**EXERCISE GOAL**
Omit any picture, and return the remaining data exactly as written.

** begin DATASET ROWS **

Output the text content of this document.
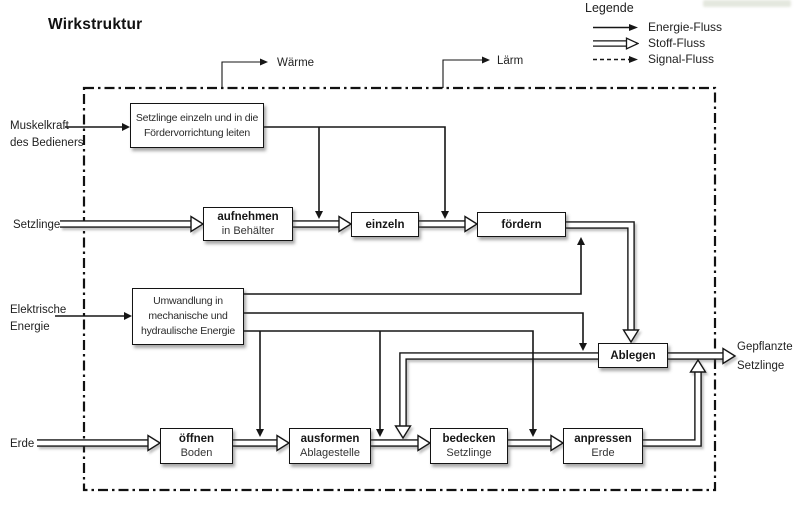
Wirkstruktur
Legende
Energie-Fluss
Stoff-Fluss
Signal-Fluss
Setzlinge einzeln und in die
Fördervorrichtung leiten
aufnehmen
in Behälter
einzeln	fördern
Umwandlung in
mechanische und
hydraulische Energie
Ablegen
öffnen
Boden
ausformen
Ablagestelle
bedecken
Setzlinge
anpressen
Erde
Muskelkraft
des Bedieners
Setzlinge
Elektrische
Energie
Erde
Wärme	Lärm
Gepflanzte
Setzlinge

** end DATASET ROWS **

**RESPONSE**
Output the text content of this document.
Wirkstruktur
Legende
Energie-Fluss
Stoff-Fluss
Signal-Fluss
Setzlinge einzeln und in die
Fördervorrichtung leiten
aufnehmen
in Behälter
einzeln	fördern
Umwandlung in
mechanische und
hydraulische Energie
Ablegen
öffnen
Boden
ausformen
Ablagestelle
bedecken
Setzlinge
anpressen
Erde
Muskelkraft
des Bedieners
Setzlinge
Elektrische
Energie
Erde
Wärme	Lärm
Gepflanzte
Setzlinge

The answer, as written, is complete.